### MATERIAL SUPPLIED ###

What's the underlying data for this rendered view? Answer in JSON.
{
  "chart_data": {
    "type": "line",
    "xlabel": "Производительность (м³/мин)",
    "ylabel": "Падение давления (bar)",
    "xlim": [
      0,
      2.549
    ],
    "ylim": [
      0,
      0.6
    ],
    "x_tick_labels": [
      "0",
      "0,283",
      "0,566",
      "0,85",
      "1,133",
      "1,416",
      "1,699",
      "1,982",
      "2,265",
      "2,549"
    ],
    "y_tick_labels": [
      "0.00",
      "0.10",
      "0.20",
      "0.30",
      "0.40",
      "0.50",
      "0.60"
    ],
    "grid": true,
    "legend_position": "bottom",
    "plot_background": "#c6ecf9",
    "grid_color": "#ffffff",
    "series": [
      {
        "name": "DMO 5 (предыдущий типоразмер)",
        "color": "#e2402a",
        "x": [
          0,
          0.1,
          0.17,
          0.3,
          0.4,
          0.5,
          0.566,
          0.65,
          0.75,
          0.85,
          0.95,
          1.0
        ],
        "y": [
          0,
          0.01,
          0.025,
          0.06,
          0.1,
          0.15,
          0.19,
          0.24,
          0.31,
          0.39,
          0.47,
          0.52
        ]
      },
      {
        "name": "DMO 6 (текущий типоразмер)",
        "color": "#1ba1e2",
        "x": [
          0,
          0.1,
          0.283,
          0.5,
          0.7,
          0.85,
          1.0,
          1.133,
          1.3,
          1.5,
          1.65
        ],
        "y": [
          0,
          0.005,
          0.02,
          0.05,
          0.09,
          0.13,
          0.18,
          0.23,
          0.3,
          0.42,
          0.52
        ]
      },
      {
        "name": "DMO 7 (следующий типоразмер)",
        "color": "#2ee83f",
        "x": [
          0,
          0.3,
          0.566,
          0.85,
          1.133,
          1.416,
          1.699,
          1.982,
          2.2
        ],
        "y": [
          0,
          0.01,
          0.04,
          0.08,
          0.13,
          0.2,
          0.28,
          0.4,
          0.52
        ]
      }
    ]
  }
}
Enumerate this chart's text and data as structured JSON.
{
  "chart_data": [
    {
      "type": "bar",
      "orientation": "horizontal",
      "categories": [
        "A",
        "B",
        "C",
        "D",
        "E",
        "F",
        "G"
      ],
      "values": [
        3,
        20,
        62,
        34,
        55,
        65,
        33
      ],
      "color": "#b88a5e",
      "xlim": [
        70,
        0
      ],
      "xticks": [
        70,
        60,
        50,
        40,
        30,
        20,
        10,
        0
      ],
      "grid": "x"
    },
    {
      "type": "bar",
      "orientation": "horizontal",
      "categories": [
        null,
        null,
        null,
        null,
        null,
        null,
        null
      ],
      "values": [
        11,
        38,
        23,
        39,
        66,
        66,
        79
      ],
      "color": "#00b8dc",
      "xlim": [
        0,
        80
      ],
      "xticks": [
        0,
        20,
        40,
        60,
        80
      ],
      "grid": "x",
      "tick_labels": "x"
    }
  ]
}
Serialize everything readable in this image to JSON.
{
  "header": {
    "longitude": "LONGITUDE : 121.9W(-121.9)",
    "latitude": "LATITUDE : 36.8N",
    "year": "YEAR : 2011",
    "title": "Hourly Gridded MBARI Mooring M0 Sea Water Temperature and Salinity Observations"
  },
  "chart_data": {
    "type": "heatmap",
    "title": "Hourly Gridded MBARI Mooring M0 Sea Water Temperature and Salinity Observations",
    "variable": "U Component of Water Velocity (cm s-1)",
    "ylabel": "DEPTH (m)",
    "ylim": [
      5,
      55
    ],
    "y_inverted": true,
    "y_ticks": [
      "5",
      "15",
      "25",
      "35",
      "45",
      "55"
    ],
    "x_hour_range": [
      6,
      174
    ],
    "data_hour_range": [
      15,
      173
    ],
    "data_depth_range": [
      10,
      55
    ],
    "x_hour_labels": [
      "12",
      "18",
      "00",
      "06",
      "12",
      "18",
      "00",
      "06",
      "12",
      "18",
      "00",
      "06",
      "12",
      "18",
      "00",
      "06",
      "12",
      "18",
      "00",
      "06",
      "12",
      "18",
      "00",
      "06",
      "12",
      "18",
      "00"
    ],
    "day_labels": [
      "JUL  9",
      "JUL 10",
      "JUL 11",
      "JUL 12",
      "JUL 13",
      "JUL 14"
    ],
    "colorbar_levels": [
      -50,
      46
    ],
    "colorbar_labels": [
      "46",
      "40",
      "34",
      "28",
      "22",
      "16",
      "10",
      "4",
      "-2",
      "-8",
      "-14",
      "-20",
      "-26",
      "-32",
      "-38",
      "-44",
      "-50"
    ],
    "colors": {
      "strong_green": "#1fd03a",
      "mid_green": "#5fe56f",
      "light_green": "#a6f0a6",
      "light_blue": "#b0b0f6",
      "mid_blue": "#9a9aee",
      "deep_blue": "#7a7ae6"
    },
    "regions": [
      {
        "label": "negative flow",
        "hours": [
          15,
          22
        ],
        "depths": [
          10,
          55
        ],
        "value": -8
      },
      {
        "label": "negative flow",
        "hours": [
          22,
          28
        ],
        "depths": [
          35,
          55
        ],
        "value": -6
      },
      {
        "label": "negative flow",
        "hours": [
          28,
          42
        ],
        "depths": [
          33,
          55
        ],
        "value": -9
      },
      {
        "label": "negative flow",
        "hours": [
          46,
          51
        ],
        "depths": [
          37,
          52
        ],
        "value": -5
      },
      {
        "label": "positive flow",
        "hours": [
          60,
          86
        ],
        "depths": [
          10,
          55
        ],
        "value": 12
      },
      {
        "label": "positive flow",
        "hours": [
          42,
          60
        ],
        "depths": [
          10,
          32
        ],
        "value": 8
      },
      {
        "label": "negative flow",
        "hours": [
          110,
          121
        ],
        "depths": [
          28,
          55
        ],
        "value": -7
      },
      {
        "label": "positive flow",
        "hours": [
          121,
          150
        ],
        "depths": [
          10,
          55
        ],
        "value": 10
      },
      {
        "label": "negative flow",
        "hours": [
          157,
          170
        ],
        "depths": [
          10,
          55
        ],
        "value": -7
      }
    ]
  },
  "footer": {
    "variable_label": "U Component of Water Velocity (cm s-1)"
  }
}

###

Copy each line of the listing that includes "name".

§ EXERCISE RESPONSE:
        "name": "DMO 5 (предыдущий типоразмер)",
        "name": "DMO 6 (текущий типоразмер)",
        "name": "DMO 7 (следующий типоразмер)",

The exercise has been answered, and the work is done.